------ Provided entries ------

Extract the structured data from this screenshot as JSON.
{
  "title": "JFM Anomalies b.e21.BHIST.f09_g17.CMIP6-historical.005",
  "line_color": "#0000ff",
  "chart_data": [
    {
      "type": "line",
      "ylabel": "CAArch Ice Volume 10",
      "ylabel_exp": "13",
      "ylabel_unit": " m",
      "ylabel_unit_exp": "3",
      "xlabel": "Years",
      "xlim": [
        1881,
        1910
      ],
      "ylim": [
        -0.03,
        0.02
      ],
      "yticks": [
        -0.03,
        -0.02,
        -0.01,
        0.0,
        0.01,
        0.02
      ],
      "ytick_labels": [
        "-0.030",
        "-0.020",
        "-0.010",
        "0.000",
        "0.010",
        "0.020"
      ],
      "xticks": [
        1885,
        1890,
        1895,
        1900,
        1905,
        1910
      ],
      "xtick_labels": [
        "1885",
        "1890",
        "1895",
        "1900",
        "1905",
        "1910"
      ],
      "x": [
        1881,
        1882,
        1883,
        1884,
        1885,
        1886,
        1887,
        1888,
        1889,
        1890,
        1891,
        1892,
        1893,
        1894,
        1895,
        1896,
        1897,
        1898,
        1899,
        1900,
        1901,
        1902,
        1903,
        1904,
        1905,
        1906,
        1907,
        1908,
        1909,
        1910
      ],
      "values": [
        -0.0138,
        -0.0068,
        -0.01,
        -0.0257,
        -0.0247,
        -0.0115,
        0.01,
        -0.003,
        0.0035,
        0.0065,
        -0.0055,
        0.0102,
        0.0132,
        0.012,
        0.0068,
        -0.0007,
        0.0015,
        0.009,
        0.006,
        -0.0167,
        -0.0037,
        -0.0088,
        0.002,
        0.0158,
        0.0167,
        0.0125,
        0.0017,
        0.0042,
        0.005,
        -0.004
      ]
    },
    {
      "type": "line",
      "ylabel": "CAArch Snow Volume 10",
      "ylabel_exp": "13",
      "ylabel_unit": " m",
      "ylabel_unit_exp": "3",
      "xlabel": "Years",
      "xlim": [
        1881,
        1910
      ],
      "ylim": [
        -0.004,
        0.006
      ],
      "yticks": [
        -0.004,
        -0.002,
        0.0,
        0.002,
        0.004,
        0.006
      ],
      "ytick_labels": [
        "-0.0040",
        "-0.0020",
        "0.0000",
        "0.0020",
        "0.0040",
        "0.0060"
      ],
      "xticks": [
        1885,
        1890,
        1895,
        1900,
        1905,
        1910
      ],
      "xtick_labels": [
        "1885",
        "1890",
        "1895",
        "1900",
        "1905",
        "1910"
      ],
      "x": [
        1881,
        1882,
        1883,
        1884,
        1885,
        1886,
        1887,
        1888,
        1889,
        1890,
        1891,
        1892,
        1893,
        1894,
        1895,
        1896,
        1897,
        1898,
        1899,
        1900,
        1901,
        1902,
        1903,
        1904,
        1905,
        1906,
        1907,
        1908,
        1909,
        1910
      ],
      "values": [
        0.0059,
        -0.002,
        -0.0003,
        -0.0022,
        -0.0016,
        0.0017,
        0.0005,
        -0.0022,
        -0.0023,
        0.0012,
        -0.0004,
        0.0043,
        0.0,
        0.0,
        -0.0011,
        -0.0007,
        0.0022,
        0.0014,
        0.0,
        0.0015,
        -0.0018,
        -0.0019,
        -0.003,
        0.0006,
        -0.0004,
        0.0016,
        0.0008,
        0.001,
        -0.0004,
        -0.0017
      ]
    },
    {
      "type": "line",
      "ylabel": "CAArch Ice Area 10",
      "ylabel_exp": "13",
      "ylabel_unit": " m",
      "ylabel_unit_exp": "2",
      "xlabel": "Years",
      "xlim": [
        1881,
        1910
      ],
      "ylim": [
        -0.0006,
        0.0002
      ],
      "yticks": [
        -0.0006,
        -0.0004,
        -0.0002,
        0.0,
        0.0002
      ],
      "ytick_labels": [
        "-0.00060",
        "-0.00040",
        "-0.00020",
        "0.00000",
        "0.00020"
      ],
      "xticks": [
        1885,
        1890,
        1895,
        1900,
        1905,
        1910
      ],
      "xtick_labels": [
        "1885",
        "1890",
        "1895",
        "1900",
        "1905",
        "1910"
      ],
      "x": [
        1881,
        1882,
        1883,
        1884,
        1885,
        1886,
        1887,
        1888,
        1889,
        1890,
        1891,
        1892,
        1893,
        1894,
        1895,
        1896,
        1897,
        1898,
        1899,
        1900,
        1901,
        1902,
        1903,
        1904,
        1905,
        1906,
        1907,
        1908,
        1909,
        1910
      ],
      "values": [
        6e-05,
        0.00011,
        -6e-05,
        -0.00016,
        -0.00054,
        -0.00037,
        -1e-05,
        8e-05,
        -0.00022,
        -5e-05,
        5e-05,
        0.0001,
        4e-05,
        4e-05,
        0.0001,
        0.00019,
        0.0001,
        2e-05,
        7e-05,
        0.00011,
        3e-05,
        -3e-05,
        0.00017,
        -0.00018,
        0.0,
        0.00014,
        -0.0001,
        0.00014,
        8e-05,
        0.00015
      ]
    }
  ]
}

------

**Given problem**
Recopy the whole listing exactly.

**Correct output**
Extract the structured data from this screenshot as JSON.
{
  "title": "JFM Anomalies b.e21.BHIST.f09_g17.CMIP6-historical.005",
  "line_color": "#0000ff",
  "chart_data": [
    {
      "type": "line",
      "ylabel": "CAArch Ice Volume 10",
      "ylabel_exp": "13",
      "ylabel_unit": " m",
      "ylabel_unit_exp": "3",
      "xlabel": "Years",
      "xlim": [
        1881,
        1910
      ],
      "ylim": [
        -0.03,
        0.02
      ],
      "yticks": [
        -0.03,
        -0.02,
        -0.01,
        0.0,
        0.01,
        0.02
      ],
      "ytick_labels": [
        "-0.030",
        "-0.020",
        "-0.010",
        "0.000",
        "0.010",
        "0.020"
      ],
      "xticks": [
        1885,
        1890,
        1895,
        1900,
        1905,
        1910
      ],
      "xtick_labels": [
        "1885",
        "1890",
        "1895",
        "1900",
        "1905",
        "1910"
      ],
      "x": [
        1881,
        1882,
        1883,
        1884,
        1885,
        1886,
        1887,
        1888,
        1889,
        1890,
        1891,
        1892,
        1893,
        1894,
        1895,
        1896,
        1897,
        1898,
        1899,
        1900,
        1901,
        1902,
        1903,
        1904,
        1905,
        1906,
        1907,
        1908,
        1909,
        1910
      ],
      "values": [
        -0.0138,
        -0.0068,
        -0.01,
        -0.0257,
        -0.0247,
        -0.0115,
        0.01,
        -0.003,
        0.0035,
        0.0065,
        -0.0055,
        0.0102,
        0.0132,
        0.012,
        0.0068,
        -0.0007,
        0.0015,
        0.009,
        0.006,
        -0.0167,
        -0.0037,
        -0.0088,
        0.002,
        0.0158,
        0.0167,
        0.0125,
        0.0017,
        0.0042,
        0.005,
        -0.004
      ]
    },
    {
      "type": "line",
      "ylabel": "CAArch Snow Volume 10",
      "ylabel_exp": "13",
      "ylabel_unit": " m",
      "ylabel_unit_exp": "3",
      "xlabel": "Years",
      "xlim": [
        1881,
        1910
      ],
      "ylim": [
        -0.004,
        0.006
      ],
      "yticks": [
        -0.004,
        -0.002,
        0.0,
        0.002,
        0.004,
        0.006
      ],
      "ytick_labels": [
        "-0.0040",
        "-0.0020",
        "0.0000",
        "0.0020",
        "0.0040",
        "0.0060"
      ],
      "xticks": [
        1885,
        1890,
        1895,
        1900,
        1905,
        1910
      ],
      "xtick_labels": [
        "1885",
        "1890",
        "1895",
        "1900",
        "1905",
        "1910"
      ],
      "x": [
        1881,
        1882,
        1883,
        1884,
        1885,
        1886,
        1887,
        1888,
        1889,
        1890,
        1891,
        1892,
        1893,
        1894,
        1895,
        1896,
        1897,
        1898,
        1899,
        1900,
        1901,
        1902,
        1903,
        1904,
        1905,
        1906,
        1907,
        1908,
        1909,
        1910
      ],
      "values": [
        0.0059,
        -0.002,
        -0.0003,
        -0.0022,
        -0.0016,
        0.0017,
        0.0005,
        -0.0022,
        -0.0023,
        0.0012,
        -0.0004,
        0.0043,
        0.0,
        0.0,
        -0.0011,
        -0.0007,
        0.0022,
        0.0014,
        0.0,
        0.0015,
        -0.0018,
        -0.0019,
        -0.003,
        0.0006,
        -0.0004,
        0.0016,
        0.0008,
        0.001,
        -0.0004,
        -0.0017
      ]
    },
    {
      "type": "line",
      "ylabel": "CAArch Ice Area 10",
      "ylabel_exp": "13",
      "ylabel_unit": " m",
      "ylabel_unit_exp": "2",
      "xlabel": "Years",
      "xlim": [
        1881,
        1910
      ],
      "ylim": [
        -0.0006,
        0.0002
      ],
      "yticks": [
        -0.0006,
        -0.0004,
        -0.0002,
        0.0,
        0.0002
      ],
      "ytick_labels": [
        "-0.00060",
        "-0.00040",
        "-0.00020",
        "0.00000",
        "0.00020"
      ],
      "xticks": [
        1885,
        1890,
        1895,
        1900,
        1905,
        1910
      ],
      "xtick_labels": [
        "1885",
        "1890",
        "1895",
        "1900",
        "1905",
        "1910"
      ],
      "x": [
        1881,
        1882,
        1883,
        1884,
        1885,
        1886,
        1887,
        1888,
        1889,
        1890,
        1891,
        1892,
        1893,
        1894,
        1895,
        1896,
        1897,
        1898,
        1899,
        1900,
        1901,
        1902,
        1903,
        1904,
        1905,
        1906,
        1907,
        1908,
        1909,
        1910
      ],
      "values": [
        6e-05,
        0.00011,
        -6e-05,
        -0.00016,
        -0.00054,
        -0.00037,
        -1e-05,
        8e-05,
        -0.00022,
        -5e-05,
        5e-05,
        0.0001,
        4e-05,
        4e-05,
        0.0001,
        0.00019,
        0.0001,
        2e-05,
        7e-05,
        0.00011,
        3e-05,
        -3e-05,
        0.00017,
        -0.00018,
        0.0,
        0.00014,
        -0.0001,
        0.00014,
        8e-05,
        0.00015
      ]
    }
  ]
}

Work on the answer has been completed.